--- Start of Entries provided ---

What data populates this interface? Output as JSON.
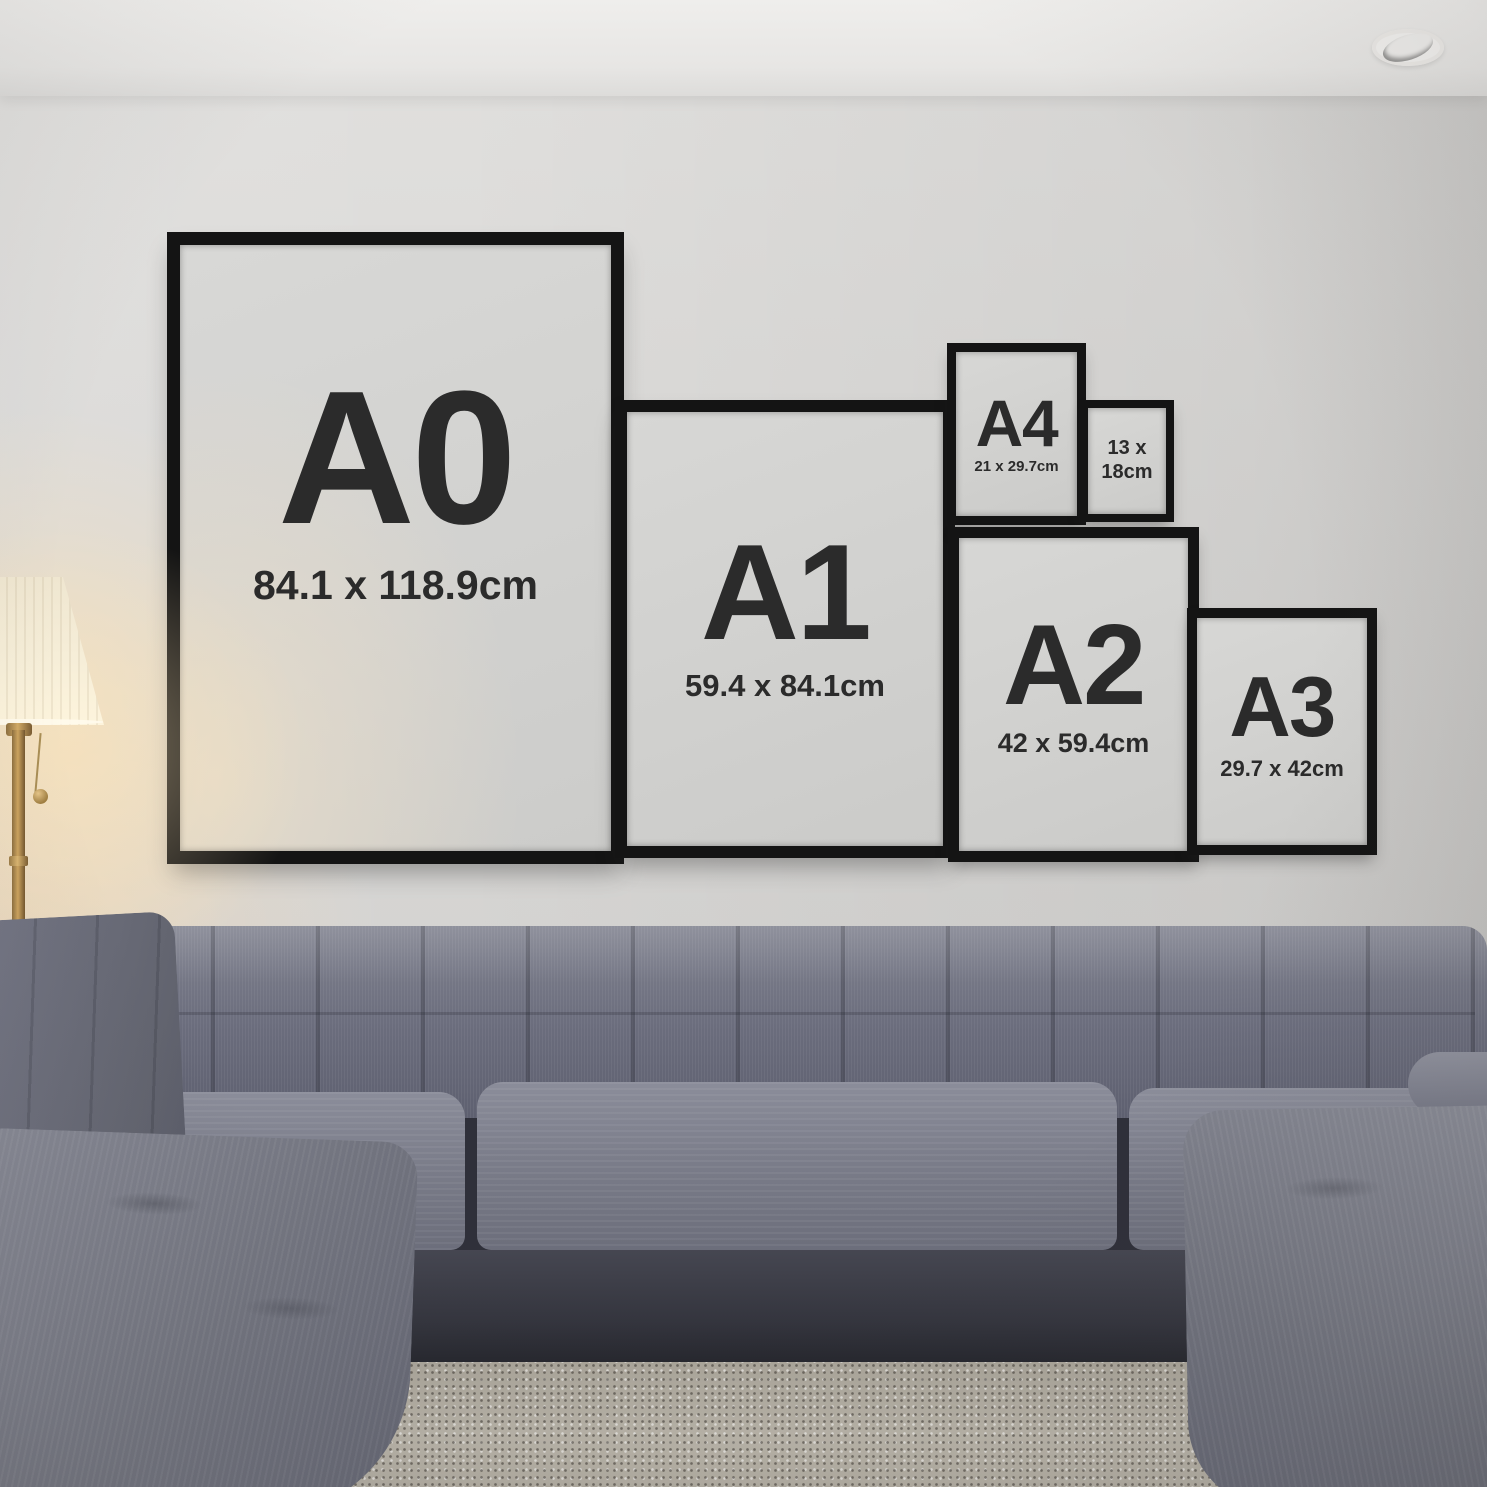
{
  "frames": [
    {
      "label": "A0",
      "size": "84.1 x 118.9cm"
    },
    {
      "label": "A1",
      "size": "59.4 x 84.1cm"
    },
    {
      "label": "A4",
      "size": "21 x 29.7cm"
    },
    {
      "size_line1": "13 x",
      "size_line2": "18cm"
    },
    {
      "label": "A2",
      "size": "42 x 59.4cm"
    },
    {
      "label": "A3",
      "size": "29.7 x 42cm"
    }
  ],
  "palette": {
    "frame_black": "#141414",
    "poster_paper": "#d2d2d0",
    "poster_text": "#2b2b2b",
    "wall": "#d8d7d5",
    "ceiling": "#ebeae8",
    "sofa_fabric": "#6f7180",
    "sofa_shadow": "#2f303a",
    "rug": "#b6b1a6",
    "lamp_shade": "#f6eed8",
    "lamp_brass": "#b2904f",
    "wood_floor": "#46332a"
  }
}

--- End of Entries provided ---

Find every line in the entries that includes the word "label", then state how many there are and nothing else.

*Finished answer*
5